### RECORDS FOR THE TASK ###

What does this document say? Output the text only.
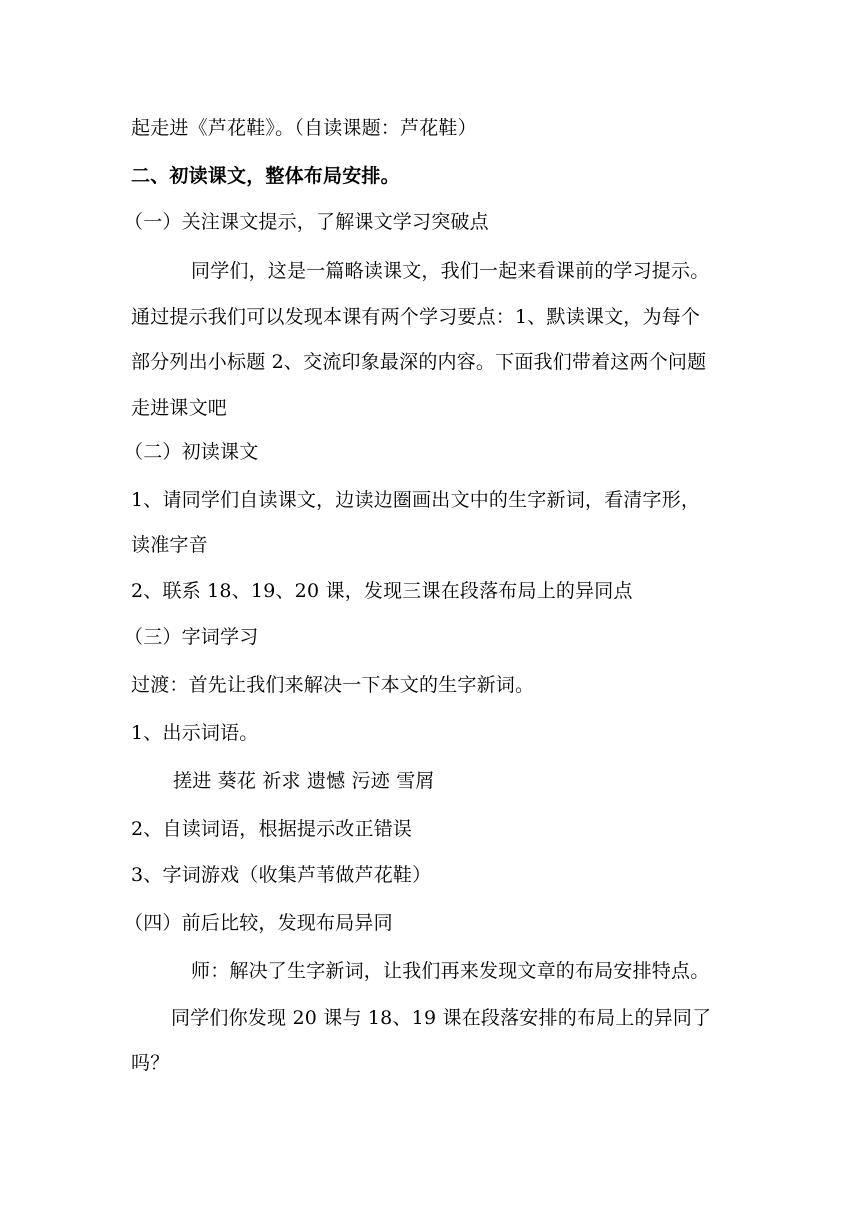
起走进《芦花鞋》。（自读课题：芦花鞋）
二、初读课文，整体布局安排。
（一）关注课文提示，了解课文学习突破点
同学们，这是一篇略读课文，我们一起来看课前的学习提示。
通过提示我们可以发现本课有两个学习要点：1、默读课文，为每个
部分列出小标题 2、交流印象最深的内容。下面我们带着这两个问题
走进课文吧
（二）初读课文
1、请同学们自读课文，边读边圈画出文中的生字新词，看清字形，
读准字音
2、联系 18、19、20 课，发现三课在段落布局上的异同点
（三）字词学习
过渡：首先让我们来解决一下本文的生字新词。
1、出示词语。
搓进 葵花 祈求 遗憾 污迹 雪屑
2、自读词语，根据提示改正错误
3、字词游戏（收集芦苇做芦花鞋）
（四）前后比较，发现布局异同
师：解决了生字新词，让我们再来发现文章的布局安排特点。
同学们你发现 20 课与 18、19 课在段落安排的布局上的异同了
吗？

###
### RECORDS FOR THE TASK ###

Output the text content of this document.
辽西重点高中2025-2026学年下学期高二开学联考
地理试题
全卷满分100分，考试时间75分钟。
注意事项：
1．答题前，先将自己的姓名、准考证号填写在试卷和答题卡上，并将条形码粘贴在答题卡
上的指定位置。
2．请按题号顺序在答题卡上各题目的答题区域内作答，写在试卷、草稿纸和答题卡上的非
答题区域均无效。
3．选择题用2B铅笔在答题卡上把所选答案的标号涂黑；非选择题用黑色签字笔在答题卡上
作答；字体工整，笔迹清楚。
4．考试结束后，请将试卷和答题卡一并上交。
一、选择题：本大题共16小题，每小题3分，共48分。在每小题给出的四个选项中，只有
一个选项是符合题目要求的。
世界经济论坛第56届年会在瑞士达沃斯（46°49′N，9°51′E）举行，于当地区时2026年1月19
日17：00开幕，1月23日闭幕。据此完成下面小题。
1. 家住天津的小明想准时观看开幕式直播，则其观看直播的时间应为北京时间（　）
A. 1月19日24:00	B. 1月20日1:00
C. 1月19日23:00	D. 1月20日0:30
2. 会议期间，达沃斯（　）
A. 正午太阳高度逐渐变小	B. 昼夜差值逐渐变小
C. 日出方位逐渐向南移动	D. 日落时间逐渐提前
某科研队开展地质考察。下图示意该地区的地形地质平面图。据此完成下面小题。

###
### RECORDS FOR THE TASK ###

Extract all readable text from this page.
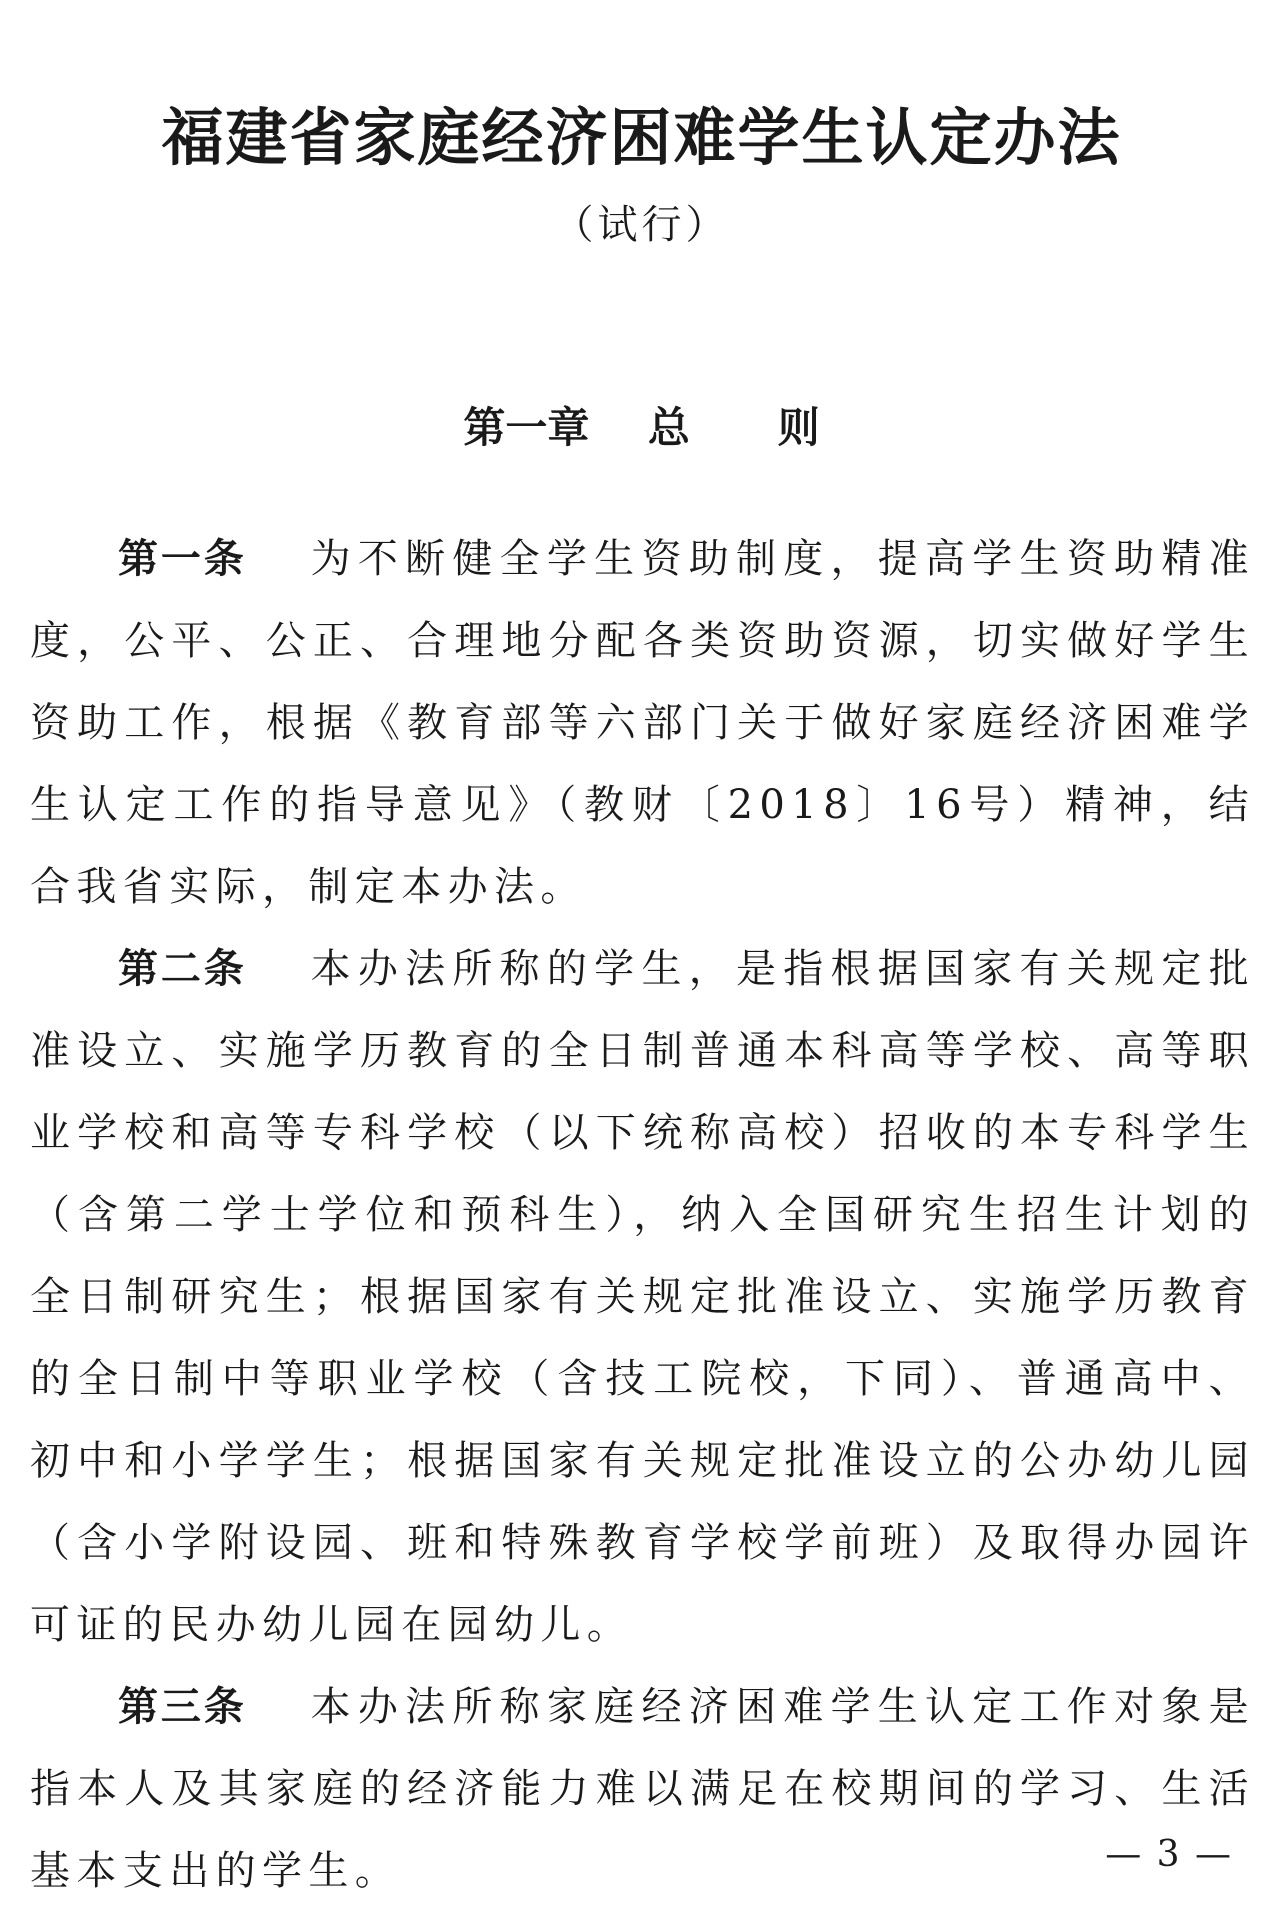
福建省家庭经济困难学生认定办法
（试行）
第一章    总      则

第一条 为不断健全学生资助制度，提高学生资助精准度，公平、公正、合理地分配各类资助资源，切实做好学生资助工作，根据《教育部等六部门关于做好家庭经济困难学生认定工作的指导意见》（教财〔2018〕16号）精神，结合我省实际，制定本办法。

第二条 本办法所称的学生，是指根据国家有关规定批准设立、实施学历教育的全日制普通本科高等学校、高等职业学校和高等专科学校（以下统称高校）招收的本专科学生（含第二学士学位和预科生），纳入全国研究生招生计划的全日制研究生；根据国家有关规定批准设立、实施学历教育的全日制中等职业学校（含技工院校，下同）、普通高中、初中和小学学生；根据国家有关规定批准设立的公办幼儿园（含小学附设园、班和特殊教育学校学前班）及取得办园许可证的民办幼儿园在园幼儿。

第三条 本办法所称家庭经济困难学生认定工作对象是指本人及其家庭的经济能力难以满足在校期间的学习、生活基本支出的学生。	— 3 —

###

* _PROBLEM TO SOLVE_
Pick out each line that holds the string "this".

* _WRITTEN SOLUTION_
What does this document say? Output the text only.
Output the text content of this document.
Extract all readable text from this page.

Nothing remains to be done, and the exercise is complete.